# [EXERCISE AIM]
Reproduce the data below verbatim from the line containing "Read this page and output its text content." through its final line, and produce nothing more.
— start of PROVIDED MATERIAL —
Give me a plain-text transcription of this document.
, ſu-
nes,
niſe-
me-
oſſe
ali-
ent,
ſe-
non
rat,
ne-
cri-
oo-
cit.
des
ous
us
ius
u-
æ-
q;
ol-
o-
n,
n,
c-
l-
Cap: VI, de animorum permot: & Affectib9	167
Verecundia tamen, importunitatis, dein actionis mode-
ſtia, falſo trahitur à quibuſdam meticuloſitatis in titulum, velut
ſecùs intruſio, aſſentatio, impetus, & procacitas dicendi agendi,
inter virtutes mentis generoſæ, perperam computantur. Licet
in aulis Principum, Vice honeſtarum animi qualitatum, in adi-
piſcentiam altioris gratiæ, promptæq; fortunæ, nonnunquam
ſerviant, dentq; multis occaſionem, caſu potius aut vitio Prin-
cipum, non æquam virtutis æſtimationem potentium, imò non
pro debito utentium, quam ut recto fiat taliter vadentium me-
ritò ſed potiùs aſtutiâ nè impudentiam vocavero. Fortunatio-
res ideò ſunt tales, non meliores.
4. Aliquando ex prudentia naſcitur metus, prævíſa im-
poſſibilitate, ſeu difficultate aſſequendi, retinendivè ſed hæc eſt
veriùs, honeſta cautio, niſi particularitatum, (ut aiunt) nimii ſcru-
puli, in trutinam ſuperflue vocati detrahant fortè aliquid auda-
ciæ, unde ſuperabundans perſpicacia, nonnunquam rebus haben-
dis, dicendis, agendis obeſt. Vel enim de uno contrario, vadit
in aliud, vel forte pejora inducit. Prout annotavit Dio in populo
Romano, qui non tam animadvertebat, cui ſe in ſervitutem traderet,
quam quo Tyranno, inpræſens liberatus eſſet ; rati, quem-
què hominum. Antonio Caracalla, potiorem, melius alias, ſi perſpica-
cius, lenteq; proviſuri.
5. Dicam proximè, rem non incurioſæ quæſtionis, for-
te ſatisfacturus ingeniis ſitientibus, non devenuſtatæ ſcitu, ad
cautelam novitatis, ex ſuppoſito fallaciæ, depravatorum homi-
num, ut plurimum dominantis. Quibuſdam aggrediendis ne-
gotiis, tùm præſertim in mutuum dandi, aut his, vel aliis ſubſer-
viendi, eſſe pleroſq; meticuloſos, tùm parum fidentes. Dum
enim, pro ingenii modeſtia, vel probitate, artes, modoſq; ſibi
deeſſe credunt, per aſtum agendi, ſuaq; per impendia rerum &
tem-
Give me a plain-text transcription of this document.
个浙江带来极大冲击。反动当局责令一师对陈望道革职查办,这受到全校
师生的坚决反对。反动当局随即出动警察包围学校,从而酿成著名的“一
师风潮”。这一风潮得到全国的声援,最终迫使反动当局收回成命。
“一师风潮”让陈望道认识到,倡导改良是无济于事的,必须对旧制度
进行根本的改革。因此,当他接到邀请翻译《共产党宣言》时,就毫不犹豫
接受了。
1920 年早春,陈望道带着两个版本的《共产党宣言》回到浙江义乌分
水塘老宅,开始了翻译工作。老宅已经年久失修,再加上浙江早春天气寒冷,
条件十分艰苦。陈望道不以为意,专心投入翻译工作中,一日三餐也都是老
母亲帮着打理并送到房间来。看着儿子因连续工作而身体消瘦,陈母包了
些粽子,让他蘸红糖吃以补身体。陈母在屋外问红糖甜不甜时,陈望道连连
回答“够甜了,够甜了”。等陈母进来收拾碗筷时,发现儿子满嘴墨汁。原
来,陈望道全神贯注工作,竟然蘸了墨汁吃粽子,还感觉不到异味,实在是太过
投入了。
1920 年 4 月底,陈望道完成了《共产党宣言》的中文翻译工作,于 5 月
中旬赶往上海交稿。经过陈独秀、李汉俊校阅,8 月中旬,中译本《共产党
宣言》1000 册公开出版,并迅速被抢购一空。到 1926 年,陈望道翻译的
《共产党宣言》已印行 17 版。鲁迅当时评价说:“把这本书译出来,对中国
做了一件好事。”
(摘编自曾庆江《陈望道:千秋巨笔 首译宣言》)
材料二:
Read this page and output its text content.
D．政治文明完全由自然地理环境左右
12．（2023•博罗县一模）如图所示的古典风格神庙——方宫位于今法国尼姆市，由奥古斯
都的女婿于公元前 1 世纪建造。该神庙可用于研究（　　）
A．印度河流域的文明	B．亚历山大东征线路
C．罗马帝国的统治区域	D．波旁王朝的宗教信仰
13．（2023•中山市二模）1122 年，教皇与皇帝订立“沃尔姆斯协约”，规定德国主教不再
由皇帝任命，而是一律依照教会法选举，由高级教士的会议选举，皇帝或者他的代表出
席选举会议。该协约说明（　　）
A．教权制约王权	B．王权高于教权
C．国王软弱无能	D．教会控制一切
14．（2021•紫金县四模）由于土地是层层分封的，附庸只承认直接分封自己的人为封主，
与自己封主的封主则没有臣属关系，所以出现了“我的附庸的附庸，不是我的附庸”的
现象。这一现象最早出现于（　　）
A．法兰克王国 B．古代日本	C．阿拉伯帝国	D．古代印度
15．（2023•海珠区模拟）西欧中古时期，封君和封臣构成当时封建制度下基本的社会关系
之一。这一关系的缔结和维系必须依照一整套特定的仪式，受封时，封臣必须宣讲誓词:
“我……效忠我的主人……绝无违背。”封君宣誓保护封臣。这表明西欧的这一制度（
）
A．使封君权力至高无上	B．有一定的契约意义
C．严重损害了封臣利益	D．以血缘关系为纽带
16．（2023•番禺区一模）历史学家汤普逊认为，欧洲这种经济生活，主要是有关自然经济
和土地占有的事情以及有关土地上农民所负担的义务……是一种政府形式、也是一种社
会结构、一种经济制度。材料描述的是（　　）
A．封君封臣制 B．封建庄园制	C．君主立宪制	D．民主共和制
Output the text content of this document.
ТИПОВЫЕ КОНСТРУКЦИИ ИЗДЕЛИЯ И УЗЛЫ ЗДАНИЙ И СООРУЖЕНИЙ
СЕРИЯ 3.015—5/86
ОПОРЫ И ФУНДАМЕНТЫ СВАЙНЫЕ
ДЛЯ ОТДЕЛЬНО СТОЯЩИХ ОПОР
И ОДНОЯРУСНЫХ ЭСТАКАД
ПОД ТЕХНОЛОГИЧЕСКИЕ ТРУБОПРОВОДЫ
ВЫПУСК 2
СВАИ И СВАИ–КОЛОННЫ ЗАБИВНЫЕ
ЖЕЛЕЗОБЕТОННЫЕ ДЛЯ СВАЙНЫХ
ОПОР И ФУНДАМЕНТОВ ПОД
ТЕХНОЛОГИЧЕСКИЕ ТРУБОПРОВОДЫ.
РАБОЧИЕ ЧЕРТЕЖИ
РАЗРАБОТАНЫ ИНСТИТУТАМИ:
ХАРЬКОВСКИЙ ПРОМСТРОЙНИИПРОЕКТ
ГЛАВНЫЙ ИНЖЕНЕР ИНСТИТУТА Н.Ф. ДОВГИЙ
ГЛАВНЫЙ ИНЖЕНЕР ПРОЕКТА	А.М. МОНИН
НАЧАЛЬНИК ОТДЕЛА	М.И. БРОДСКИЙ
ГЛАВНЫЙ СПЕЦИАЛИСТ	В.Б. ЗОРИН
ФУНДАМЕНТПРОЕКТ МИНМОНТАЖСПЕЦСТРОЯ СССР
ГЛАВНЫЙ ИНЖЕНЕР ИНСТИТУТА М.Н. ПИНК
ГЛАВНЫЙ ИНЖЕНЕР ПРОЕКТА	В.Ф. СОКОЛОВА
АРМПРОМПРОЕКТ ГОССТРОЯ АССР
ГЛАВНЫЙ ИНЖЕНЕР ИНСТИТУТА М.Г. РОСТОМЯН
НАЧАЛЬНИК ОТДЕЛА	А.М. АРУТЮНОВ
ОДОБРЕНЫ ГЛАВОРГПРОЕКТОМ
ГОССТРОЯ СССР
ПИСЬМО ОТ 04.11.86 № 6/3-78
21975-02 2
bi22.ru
— end of PROVIDED MATERIAL —
# [EXPECTED ANSWER]
Read this page and output its text content.
D．政治文明完全由自然地理环境左右
12．（2023•博罗县一模）如图所示的古典风格神庙——方宫位于今法国尼姆市，由奥古斯
都的女婿于公元前 1 世纪建造。该神庙可用于研究（　　）
A．印度河流域的文明	B．亚历山大东征线路
C．罗马帝国的统治区域	D．波旁王朝的宗教信仰
13．（2023•中山市二模）1122 年，教皇与皇帝订立“沃尔姆斯协约”，规定德国主教不再
由皇帝任命，而是一律依照教会法选举，由高级教士的会议选举，皇帝或者他的代表出
席选举会议。该协约说明（　　）
A．教权制约王权	B．王权高于教权
C．国王软弱无能	D．教会控制一切
14．（2021•紫金县四模）由于土地是层层分封的，附庸只承认直接分封自己的人为封主，
与自己封主的封主则没有臣属关系，所以出现了“我的附庸的附庸，不是我的附庸”的
现象。这一现象最早出现于（　　）
A．法兰克王国 B．古代日本	C．阿拉伯帝国	D．古代印度
15．（2023•海珠区模拟）西欧中古时期，封君和封臣构成当时封建制度下基本的社会关系
之一。这一关系的缔结和维系必须依照一整套特定的仪式，受封时，封臣必须宣讲誓词:
“我……效忠我的主人……绝无违背。”封君宣誓保护封臣。这表明西欧的这一制度（
）
A．使封君权力至高无上	B．有一定的契约意义
C．严重损害了封臣利益	D．以血缘关系为纽带
16．（2023•番禺区一模）历史学家汤普逊认为，欧洲这种经济生活，主要是有关自然经济
和土地占有的事情以及有关土地上农民所负担的义务……是一种政府形式、也是一种社
会结构、一种经济制度。材料描述的是（　　）
A．封君封臣制 B．封建庄园制	C．君主立宪制	D．民主共和制
Output the text content of this document.
ТИПОВЫЕ КОНСТРУКЦИИ ИЗДЕЛИЯ И УЗЛЫ ЗДАНИЙ И СООРУЖЕНИЙ
СЕРИЯ 3.015—5/86
ОПОРЫ И ФУНДАМЕНТЫ СВАЙНЫЕ
ДЛЯ ОТДЕЛЬНО СТОЯЩИХ ОПОР
И ОДНОЯРУСНЫХ ЭСТАКАД
ПОД ТЕХНОЛОГИЧЕСКИЕ ТРУБОПРОВОДЫ
ВЫПУСК 2
СВАИ И СВАИ–КОЛОННЫ ЗАБИВНЫЕ
ЖЕЛЕЗОБЕТОННЫЕ ДЛЯ СВАЙНЫХ
ОПОР И ФУНДАМЕНТОВ ПОД
ТЕХНОЛОГИЧЕСКИЕ ТРУБОПРОВОДЫ.
РАБОЧИЕ ЧЕРТЕЖИ
РАЗРАБОТАНЫ ИНСТИТУТАМИ:
ХАРЬКОВСКИЙ ПРОМСТРОЙНИИПРОЕКТ
ГЛАВНЫЙ ИНЖЕНЕР ИНСТИТУТА Н.Ф. ДОВГИЙ
ГЛАВНЫЙ ИНЖЕНЕР ПРОЕКТА	А.М. МОНИН
НАЧАЛЬНИК ОТДЕЛА	М.И. БРОДСКИЙ
ГЛАВНЫЙ СПЕЦИАЛИСТ	В.Б. ЗОРИН
ФУНДАМЕНТПРОЕКТ МИНМОНТАЖСПЕЦСТРОЯ СССР
ГЛАВНЫЙ ИНЖЕНЕР ИНСТИТУТА М.Н. ПИНК
ГЛАВНЫЙ ИНЖЕНЕР ПРОЕКТА	В.Ф. СОКОЛОВА
АРМПРОМПРОЕКТ ГОССТРОЯ АССР
ГЛАВНЫЙ ИНЖЕНЕР ИНСТИТУТА М.Г. РОСТОМЯН
НАЧАЛЬНИК ОТДЕЛА	А.М. АРУТЮНОВ
ОДОБРЕНЫ ГЛАВОРГПРОЕКТОМ
ГОССТРОЯ СССР
ПИСЬМО ОТ 04.11.86 № 6/3-78
21975-02 2
bi22.ru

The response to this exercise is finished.